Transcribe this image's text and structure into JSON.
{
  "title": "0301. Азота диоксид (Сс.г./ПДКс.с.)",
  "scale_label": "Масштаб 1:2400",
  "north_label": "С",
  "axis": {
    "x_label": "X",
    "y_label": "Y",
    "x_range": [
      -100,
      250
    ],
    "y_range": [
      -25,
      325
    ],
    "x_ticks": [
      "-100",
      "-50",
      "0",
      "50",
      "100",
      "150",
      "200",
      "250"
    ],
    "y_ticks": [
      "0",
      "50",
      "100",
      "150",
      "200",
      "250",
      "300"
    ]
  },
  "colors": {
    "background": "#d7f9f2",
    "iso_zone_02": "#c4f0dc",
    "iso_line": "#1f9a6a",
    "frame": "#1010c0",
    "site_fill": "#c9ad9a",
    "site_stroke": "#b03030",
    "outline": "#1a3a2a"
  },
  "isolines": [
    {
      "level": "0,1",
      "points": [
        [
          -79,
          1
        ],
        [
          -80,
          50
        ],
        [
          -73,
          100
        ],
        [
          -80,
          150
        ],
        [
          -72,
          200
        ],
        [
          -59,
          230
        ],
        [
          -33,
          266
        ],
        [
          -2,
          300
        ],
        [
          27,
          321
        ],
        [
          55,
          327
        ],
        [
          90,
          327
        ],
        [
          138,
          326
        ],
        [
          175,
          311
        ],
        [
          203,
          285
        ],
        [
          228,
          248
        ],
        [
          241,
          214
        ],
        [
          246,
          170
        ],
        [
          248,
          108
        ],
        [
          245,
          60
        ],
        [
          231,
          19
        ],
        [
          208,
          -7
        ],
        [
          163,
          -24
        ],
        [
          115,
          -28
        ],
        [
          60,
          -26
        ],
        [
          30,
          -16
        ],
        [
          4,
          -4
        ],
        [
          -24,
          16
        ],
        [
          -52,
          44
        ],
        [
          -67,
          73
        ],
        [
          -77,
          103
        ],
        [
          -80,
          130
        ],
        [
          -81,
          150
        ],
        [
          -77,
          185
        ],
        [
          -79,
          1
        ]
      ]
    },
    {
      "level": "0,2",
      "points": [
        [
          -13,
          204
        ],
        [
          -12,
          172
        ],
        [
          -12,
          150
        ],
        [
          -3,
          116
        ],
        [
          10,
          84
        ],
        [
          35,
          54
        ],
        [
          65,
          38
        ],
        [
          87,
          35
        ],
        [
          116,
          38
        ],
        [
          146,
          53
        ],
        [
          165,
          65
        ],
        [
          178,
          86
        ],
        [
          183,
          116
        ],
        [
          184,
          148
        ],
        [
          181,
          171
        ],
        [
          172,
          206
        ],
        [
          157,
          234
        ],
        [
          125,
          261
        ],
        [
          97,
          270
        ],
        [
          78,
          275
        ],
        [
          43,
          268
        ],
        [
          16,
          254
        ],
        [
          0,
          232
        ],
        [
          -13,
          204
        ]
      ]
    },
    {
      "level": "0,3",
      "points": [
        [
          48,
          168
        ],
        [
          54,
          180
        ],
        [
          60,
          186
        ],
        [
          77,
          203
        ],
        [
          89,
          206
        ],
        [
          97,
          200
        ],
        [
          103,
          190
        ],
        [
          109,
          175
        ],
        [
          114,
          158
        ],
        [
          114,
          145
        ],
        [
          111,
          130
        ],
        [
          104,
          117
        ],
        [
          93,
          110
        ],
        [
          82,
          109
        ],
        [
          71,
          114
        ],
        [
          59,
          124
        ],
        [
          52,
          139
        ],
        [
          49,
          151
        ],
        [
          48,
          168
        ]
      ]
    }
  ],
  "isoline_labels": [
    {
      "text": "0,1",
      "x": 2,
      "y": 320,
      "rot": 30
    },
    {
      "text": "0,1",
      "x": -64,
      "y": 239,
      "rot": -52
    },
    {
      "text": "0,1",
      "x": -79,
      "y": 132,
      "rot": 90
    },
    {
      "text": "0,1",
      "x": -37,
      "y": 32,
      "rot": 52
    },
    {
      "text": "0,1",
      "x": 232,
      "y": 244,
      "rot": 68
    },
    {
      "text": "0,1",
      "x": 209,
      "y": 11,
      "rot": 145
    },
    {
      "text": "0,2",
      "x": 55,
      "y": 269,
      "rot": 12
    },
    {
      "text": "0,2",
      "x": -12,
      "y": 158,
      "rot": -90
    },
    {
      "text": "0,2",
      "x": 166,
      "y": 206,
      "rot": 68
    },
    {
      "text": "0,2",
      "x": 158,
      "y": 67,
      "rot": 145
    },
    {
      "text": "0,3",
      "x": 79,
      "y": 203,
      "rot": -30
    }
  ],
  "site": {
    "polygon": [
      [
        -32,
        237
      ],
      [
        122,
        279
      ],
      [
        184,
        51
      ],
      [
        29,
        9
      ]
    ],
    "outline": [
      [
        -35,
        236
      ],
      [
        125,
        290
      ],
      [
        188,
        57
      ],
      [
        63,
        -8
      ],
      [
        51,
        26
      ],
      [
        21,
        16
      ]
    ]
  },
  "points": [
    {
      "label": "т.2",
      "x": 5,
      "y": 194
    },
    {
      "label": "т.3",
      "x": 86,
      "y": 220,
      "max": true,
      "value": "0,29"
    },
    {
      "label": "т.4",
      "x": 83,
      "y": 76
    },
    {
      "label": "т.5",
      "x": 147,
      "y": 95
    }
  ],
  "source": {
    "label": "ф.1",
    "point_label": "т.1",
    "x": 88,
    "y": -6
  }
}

....

TASK GOAL: The whole listing above needs to be written out again exactly.

EXPECTED OUTPUT:
Transcribe this image's text and structure into JSON.
{
  "title": "0301. Азота диоксид (Сс.г./ПДКс.с.)",
  "scale_label": "Масштаб 1:2400",
  "north_label": "С",
  "axis": {
    "x_label": "X",
    "y_label": "Y",
    "x_range": [
      -100,
      250
    ],
    "y_range": [
      -25,
      325
    ],
    "x_ticks": [
      "-100",
      "-50",
      "0",
      "50",
      "100",
      "150",
      "200",
      "250"
    ],
    "y_ticks": [
      "0",
      "50",
      "100",
      "150",
      "200",
      "250",
      "300"
    ]
  },
  "colors": {
    "background": "#d7f9f2",
    "iso_zone_02": "#c4f0dc",
    "iso_line": "#1f9a6a",
    "frame": "#1010c0",
    "site_fill": "#c9ad9a",
    "site_stroke": "#b03030",
    "outline": "#1a3a2a"
  },
  "isolines": [
    {
      "level": "0,1",
      "points": [
        [
          -79,
          1
        ],
        [
          -80,
          50
        ],
        [
          -73,
          100
        ],
        [
          -80,
          150
        ],
        [
          -72,
          200
        ],
        [
          -59,
          230
        ],
        [
          -33,
          266
        ],
        [
          -2,
          300
        ],
        [
          27,
          321
        ],
        [
          55,
          327
        ],
        [
          90,
          327
        ],
        [
          138,
          326
        ],
        [
          175,
          311
        ],
        [
          203,
          285
        ],
        [
          228,
          248
        ],
        [
          241,
          214
        ],
        [
          246,
          170
        ],
        [
          248,
          108
        ],
        [
          245,
          60
        ],
        [
          231,
          19
        ],
        [
          208,
          -7
        ],
        [
          163,
          -24
        ],
        [
          115,
          -28
        ],
        [
          60,
          -26
        ],
        [
          30,
          -16
        ],
        [
          4,
          -4
        ],
        [
          -24,
          16
        ],
        [
          -52,
          44
        ],
        [
          -67,
          73
        ],
        [
          -77,
          103
        ],
        [
          -80,
          130
        ],
        [
          -81,
          150
        ],
        [
          -77,
          185
        ],
        [
          -79,
          1
        ]
      ]
    },
    {
      "level": "0,2",
      "points": [
        [
          -13,
          204
        ],
        [
          -12,
          172
        ],
        [
          -12,
          150
        ],
        [
          -3,
          116
        ],
        [
          10,
          84
        ],
        [
          35,
          54
        ],
        [
          65,
          38
        ],
        [
          87,
          35
        ],
        [
          116,
          38
        ],
        [
          146,
          53
        ],
        [
          165,
          65
        ],
        [
          178,
          86
        ],
        [
          183,
          116
        ],
        [
          184,
          148
        ],
        [
          181,
          171
        ],
        [
          172,
          206
        ],
        [
          157,
          234
        ],
        [
          125,
          261
        ],
        [
          97,
          270
        ],
        [
          78,
          275
        ],
        [
          43,
          268
        ],
        [
          16,
          254
        ],
        [
          0,
          232
        ],
        [
          -13,
          204
        ]
      ]
    },
    {
      "level": "0,3",
      "points": [
        [
          48,
          168
        ],
        [
          54,
          180
        ],
        [
          60,
          186
        ],
        [
          77,
          203
        ],
        [
          89,
          206
        ],
        [
          97,
          200
        ],
        [
          103,
          190
        ],
        [
          109,
          175
        ],
        [
          114,
          158
        ],
        [
          114,
          145
        ],
        [
          111,
          130
        ],
        [
          104,
          117
        ],
        [
          93,
          110
        ],
        [
          82,
          109
        ],
        [
          71,
          114
        ],
        [
          59,
          124
        ],
        [
          52,
          139
        ],
        [
          49,
          151
        ],
        [
          48,
          168
        ]
      ]
    }
  ],
  "isoline_labels": [
    {
      "text": "0,1",
      "x": 2,
      "y": 320,
      "rot": 30
    },
    {
      "text": "0,1",
      "x": -64,
      "y": 239,
      "rot": -52
    },
    {
      "text": "0,1",
      "x": -79,
      "y": 132,
      "rot": 90
    },
    {
      "text": "0,1",
      "x": -37,
      "y": 32,
      "rot": 52
    },
    {
      "text": "0,1",
      "x": 232,
      "y": 244,
      "rot": 68
    },
    {
      "text": "0,1",
      "x": 209,
      "y": 11,
      "rot": 145
    },
    {
      "text": "0,2",
      "x": 55,
      "y": 269,
      "rot": 12
    },
    {
      "text": "0,2",
      "x": -12,
      "y": 158,
      "rot": -90
    },
    {
      "text": "0,2",
      "x": 166,
      "y": 206,
      "rot": 68
    },
    {
      "text": "0,2",
      "x": 158,
      "y": 67,
      "rot": 145
    },
    {
      "text": "0,3",
      "x": 79,
      "y": 203,
      "rot": -30
    }
  ],
  "site": {
    "polygon": [
      [
        -32,
        237
      ],
      [
        122,
        279
      ],
      [
        184,
        51
      ],
      [
        29,
        9
      ]
    ],
    "outline": [
      [
        -35,
        236
      ],
      [
        125,
        290
      ],
      [
        188,
        57
      ],
      [
        63,
        -8
      ],
      [
        51,
        26
      ],
      [
        21,
        16
      ]
    ]
  },
  "points": [
    {
      "label": "т.2",
      "x": 5,
      "y": 194
    },
    {
      "label": "т.3",
      "x": 86,
      "y": 220,
      "max": true,
      "value": "0,29"
    },
    {
      "label": "т.4",
      "x": 83,
      "y": 76
    },
    {
      "label": "т.5",
      "x": 147,
      "y": 95
    }
  ],
  "source": {
    "label": "ф.1",
    "point_label": "т.1",
    "x": 88,
    "y": -6
  }
}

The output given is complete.